PROBLEM: Copy all lines that contain the word "subtitle".

-- START OF DATA SECTION --

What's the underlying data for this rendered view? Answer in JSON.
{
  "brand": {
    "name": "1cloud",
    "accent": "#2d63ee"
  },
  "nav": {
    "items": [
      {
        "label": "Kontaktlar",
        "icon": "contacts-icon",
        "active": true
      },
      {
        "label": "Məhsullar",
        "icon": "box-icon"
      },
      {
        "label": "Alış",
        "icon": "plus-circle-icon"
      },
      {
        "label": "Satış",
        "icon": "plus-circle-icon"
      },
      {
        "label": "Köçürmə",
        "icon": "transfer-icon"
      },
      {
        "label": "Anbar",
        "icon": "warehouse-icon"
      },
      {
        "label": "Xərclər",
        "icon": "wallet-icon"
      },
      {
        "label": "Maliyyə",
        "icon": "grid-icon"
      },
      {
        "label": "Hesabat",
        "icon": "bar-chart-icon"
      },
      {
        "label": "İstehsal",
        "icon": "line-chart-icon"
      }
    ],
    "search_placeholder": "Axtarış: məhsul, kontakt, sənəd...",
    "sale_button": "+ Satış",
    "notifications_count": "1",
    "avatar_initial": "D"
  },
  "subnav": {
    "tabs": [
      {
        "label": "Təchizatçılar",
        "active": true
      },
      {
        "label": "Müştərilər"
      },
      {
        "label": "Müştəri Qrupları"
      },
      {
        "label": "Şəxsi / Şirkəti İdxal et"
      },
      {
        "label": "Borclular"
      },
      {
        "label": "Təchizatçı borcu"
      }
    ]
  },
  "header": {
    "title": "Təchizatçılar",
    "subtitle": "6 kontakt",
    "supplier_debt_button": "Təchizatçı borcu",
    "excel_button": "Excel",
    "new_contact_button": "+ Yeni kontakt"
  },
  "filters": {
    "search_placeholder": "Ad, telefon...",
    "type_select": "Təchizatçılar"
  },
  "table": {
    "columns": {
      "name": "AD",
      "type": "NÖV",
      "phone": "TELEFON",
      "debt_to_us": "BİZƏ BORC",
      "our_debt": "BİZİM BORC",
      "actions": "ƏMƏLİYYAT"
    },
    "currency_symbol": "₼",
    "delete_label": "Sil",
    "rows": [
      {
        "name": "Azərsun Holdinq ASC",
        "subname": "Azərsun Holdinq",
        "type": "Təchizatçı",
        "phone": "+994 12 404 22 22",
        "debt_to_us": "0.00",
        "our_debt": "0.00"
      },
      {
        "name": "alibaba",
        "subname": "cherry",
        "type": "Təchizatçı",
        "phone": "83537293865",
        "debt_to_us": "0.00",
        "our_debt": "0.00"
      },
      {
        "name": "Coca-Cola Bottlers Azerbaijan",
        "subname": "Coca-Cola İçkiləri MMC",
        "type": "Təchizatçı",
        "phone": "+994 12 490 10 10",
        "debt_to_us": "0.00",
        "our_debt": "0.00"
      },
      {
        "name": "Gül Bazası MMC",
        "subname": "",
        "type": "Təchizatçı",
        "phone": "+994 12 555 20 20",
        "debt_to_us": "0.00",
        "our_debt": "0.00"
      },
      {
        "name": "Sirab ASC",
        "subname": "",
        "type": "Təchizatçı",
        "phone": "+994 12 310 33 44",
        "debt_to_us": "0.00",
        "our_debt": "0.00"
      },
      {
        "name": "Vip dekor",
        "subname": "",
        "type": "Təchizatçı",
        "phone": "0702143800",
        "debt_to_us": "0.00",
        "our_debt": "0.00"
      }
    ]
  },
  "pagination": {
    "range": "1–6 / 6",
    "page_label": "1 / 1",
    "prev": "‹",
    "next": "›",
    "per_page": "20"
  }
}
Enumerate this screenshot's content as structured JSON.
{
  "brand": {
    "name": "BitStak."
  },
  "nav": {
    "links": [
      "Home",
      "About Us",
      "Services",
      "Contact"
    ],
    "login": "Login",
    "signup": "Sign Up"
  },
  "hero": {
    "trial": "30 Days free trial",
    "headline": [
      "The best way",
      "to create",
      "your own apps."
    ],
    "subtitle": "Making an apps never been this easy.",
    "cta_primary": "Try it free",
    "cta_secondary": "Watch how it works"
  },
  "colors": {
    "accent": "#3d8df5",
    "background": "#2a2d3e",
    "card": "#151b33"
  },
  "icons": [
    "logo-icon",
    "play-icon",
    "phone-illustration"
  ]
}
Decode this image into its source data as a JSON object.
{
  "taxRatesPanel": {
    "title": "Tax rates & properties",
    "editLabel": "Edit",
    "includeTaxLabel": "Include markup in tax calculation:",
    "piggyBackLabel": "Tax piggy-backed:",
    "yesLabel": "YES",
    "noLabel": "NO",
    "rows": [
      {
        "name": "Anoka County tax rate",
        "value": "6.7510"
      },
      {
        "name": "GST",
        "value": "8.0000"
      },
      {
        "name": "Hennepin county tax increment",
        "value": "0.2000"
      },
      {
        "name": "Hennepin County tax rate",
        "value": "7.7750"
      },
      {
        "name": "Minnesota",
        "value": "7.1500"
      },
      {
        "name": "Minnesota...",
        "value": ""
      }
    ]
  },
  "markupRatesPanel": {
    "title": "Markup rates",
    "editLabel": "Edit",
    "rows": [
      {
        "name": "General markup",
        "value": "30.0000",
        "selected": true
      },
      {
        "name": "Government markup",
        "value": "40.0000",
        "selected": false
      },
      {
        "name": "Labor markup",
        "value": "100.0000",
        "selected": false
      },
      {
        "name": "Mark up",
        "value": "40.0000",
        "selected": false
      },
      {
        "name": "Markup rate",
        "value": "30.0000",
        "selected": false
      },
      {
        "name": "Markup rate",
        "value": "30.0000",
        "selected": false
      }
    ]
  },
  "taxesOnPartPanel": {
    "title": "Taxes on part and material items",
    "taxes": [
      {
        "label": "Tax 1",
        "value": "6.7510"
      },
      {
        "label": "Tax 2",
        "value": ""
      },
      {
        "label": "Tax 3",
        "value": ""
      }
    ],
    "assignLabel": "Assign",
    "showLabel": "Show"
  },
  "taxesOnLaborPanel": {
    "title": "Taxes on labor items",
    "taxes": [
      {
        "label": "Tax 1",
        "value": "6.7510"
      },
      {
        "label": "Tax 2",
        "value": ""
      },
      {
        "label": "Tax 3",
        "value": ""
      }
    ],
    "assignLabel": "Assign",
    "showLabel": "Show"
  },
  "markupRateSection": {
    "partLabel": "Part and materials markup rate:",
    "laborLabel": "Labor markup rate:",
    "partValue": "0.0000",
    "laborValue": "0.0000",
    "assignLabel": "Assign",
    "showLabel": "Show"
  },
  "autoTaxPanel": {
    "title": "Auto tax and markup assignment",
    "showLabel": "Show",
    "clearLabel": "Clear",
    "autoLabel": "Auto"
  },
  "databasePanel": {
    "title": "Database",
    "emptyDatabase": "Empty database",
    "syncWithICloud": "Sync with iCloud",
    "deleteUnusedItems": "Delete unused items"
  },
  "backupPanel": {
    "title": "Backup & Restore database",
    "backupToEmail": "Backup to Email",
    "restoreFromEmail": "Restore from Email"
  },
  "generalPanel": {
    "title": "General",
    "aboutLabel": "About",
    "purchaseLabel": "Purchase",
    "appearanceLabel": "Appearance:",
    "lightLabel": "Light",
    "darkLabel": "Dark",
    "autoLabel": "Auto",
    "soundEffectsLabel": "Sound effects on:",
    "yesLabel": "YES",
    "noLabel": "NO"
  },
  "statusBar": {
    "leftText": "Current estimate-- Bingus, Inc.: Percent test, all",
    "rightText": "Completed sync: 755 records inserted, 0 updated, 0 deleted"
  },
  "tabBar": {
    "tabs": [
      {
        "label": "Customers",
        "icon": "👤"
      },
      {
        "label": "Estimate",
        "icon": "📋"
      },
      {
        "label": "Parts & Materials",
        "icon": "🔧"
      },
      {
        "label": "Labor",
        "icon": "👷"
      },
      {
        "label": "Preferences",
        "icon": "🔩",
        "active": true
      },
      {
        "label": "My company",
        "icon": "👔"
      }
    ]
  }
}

-- END OF DATA SECTION --

ANSWER TO THE TASK:
    "subtitle": "6 kontakt",
    "subtitle": "Making an apps never been this easy.",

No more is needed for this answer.